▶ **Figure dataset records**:
* Begin *
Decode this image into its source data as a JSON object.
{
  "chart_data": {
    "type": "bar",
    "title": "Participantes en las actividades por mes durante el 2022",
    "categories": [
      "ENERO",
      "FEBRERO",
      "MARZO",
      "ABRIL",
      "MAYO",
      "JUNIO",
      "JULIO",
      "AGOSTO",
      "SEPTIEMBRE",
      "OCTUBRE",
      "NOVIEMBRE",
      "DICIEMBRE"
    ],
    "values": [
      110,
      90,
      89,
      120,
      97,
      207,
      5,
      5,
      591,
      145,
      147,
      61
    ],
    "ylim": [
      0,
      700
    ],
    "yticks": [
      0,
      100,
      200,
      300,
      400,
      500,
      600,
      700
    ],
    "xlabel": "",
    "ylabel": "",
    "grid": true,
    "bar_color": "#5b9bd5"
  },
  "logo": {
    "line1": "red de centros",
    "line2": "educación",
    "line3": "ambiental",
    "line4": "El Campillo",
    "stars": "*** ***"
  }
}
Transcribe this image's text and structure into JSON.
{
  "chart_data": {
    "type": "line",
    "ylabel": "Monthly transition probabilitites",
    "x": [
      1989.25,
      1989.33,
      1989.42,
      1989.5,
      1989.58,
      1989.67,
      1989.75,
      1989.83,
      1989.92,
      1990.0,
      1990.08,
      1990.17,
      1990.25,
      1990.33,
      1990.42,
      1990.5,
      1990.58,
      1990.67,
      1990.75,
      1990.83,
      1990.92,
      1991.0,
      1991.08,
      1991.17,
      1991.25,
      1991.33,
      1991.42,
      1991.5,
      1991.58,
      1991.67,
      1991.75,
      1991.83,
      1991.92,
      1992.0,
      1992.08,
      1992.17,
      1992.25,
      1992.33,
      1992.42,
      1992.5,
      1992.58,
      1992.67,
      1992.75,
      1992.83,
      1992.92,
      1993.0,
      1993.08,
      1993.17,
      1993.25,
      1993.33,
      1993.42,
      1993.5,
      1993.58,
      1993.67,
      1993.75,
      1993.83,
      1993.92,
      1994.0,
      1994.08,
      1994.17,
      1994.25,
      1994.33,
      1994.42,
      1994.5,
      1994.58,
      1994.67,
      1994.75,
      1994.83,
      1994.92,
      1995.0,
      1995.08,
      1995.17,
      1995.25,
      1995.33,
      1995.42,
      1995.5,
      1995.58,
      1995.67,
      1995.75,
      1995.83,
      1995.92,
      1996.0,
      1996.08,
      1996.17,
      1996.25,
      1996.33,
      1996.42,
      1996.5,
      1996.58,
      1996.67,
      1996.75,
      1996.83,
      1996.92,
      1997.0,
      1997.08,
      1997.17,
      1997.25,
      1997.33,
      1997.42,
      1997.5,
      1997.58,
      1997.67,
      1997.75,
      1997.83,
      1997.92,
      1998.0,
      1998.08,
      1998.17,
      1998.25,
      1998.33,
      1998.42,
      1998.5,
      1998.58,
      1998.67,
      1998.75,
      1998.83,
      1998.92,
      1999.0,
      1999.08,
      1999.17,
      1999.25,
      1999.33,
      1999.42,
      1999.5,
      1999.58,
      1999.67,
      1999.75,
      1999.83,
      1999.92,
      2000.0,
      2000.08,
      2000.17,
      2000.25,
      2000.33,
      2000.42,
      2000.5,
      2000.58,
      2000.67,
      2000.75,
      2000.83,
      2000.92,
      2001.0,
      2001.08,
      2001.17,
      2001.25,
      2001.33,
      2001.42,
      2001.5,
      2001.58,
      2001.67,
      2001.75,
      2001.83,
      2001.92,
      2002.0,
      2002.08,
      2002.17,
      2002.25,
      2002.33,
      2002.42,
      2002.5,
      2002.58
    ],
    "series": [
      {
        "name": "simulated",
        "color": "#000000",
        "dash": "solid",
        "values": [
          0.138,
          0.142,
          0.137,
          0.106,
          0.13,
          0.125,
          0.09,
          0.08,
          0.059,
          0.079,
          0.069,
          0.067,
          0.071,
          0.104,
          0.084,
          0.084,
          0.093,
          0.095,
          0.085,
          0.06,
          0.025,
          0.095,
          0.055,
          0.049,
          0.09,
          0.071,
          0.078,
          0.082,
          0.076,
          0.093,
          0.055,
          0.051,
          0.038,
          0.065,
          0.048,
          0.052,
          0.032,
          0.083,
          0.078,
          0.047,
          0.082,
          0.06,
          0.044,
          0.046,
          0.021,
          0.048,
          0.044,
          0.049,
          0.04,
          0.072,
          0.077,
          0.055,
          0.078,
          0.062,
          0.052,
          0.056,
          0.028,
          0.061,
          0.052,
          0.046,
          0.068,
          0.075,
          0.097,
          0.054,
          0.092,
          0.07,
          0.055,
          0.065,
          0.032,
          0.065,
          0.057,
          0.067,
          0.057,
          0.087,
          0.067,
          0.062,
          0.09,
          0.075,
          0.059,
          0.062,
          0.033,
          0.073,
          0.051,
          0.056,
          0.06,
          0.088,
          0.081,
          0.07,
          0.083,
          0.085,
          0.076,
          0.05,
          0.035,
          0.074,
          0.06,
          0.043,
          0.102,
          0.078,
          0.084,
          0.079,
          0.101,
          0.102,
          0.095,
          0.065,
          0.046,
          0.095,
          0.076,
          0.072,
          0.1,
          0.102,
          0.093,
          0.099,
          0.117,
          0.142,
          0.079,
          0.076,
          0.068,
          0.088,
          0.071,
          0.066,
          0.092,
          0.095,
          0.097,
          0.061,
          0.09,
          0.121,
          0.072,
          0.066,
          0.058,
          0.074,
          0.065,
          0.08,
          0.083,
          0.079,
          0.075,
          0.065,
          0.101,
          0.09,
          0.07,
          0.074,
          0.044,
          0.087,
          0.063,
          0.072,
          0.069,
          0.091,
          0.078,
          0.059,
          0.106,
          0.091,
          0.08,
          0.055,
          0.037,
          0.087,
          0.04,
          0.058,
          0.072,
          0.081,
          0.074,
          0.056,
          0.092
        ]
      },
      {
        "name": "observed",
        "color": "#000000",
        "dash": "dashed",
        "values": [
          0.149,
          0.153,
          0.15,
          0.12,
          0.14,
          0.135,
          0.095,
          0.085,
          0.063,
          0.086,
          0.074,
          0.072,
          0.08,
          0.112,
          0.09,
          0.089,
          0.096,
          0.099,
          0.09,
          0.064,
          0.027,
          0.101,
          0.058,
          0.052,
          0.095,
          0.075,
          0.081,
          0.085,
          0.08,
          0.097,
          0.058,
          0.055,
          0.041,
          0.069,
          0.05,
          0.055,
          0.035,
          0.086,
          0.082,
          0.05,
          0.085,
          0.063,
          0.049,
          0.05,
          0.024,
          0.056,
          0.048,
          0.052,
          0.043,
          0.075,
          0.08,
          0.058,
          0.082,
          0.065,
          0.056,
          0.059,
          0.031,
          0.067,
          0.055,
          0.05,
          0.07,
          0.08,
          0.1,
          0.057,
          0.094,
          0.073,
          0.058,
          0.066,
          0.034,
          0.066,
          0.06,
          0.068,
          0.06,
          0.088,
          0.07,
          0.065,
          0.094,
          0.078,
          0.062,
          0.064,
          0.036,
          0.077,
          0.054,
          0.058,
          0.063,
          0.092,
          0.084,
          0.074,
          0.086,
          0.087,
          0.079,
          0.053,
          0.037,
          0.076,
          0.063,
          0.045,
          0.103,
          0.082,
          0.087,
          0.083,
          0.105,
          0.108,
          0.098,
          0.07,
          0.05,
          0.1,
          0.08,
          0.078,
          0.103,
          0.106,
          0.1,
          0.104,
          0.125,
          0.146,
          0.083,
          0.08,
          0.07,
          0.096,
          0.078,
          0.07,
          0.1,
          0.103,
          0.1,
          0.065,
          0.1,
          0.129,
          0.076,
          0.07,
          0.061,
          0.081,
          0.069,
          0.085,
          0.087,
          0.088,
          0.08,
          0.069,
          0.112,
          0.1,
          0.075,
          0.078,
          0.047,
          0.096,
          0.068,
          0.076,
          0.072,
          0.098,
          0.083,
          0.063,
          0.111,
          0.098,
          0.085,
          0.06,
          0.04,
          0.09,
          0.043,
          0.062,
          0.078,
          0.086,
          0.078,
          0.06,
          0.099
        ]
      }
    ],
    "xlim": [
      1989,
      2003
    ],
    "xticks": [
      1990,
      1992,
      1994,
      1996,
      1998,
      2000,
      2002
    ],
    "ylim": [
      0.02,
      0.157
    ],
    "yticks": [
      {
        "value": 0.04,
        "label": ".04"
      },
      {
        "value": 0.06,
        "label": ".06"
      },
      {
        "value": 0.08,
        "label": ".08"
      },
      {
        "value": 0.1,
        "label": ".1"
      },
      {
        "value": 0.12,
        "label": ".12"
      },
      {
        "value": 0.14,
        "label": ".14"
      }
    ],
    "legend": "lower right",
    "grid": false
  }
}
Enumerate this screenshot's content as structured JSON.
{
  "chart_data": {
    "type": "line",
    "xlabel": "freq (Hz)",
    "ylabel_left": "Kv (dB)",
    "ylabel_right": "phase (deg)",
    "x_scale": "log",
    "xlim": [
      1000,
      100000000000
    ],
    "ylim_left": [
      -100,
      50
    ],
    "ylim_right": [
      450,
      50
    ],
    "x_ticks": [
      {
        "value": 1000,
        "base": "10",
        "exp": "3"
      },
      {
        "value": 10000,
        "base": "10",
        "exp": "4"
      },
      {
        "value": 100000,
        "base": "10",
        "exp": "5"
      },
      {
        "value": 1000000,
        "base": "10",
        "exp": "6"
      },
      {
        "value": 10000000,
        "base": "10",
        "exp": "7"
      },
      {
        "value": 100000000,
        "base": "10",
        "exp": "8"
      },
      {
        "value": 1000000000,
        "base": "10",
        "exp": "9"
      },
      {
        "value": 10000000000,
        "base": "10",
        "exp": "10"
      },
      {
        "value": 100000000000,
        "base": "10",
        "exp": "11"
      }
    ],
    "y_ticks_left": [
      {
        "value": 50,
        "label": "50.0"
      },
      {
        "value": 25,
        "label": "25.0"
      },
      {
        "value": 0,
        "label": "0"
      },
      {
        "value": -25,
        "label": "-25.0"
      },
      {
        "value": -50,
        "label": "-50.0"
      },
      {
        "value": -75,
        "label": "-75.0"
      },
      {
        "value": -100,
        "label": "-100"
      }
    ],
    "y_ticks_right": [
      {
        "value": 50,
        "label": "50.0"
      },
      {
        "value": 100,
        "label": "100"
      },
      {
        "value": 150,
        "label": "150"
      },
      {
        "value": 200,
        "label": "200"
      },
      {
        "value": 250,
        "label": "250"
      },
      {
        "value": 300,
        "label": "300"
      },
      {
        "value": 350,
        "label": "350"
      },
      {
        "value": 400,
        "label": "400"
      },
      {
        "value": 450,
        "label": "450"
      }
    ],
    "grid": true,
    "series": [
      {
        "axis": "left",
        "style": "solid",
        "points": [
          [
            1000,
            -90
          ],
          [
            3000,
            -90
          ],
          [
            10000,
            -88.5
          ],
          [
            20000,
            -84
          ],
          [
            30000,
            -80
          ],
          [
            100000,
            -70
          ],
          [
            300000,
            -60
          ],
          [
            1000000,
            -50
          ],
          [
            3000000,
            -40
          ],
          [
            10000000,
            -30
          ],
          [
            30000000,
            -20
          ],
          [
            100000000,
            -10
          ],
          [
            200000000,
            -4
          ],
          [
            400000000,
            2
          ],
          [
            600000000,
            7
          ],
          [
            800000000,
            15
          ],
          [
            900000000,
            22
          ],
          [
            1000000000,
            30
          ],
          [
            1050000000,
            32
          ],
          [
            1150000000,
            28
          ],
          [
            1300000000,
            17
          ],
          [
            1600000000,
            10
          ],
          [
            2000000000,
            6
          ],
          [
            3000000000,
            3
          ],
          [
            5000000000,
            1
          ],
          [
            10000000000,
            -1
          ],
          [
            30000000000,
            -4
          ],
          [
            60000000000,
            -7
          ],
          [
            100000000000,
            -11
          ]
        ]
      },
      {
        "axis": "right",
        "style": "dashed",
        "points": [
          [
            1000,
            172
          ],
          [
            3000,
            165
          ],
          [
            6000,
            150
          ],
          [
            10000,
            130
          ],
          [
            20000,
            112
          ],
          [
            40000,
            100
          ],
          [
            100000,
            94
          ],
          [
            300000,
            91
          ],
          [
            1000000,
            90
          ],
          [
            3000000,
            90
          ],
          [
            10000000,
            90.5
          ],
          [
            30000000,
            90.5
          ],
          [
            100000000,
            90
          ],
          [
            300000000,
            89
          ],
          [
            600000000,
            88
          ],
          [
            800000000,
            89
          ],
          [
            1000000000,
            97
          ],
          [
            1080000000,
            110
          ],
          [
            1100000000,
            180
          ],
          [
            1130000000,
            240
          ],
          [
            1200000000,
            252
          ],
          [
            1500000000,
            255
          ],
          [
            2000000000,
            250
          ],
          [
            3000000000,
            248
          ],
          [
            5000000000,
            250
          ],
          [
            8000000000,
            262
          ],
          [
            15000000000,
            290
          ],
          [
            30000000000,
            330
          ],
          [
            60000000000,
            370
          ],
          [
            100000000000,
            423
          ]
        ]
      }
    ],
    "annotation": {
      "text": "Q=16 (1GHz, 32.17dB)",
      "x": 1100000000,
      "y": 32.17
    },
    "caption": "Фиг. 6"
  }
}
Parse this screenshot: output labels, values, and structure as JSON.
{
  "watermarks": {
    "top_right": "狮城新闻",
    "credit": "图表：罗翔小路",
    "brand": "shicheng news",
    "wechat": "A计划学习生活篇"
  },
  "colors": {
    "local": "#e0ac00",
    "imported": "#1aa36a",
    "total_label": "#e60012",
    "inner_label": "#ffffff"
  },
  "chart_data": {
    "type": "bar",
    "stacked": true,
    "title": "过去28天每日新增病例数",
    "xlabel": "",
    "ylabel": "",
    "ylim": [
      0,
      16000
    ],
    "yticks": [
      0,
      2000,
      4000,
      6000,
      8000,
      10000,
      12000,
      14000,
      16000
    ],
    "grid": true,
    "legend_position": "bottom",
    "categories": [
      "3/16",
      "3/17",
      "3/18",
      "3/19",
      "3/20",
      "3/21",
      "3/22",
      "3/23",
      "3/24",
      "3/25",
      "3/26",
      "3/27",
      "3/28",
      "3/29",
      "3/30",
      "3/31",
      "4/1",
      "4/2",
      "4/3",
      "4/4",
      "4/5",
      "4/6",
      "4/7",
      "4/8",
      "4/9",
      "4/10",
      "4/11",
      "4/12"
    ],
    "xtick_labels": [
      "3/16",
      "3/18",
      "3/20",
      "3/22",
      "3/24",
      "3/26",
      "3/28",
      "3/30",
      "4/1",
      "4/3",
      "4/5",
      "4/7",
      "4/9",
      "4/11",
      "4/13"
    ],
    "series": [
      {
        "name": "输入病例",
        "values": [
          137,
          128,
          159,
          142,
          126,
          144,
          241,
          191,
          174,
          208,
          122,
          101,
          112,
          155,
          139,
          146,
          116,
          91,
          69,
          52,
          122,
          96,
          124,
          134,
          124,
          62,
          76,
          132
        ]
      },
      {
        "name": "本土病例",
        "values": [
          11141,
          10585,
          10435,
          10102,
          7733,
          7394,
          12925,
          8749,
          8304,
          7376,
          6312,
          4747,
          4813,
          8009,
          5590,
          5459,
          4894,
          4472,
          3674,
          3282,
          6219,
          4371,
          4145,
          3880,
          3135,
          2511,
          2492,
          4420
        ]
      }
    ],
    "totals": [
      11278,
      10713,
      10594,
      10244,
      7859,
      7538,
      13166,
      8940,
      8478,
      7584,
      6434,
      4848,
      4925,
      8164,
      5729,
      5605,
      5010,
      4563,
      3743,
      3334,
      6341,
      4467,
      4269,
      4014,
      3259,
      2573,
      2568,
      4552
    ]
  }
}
* End *
▶ **Goal**:
Give the count of lines in the listing above that include "name", with no other words.

▶ **The answer**:
4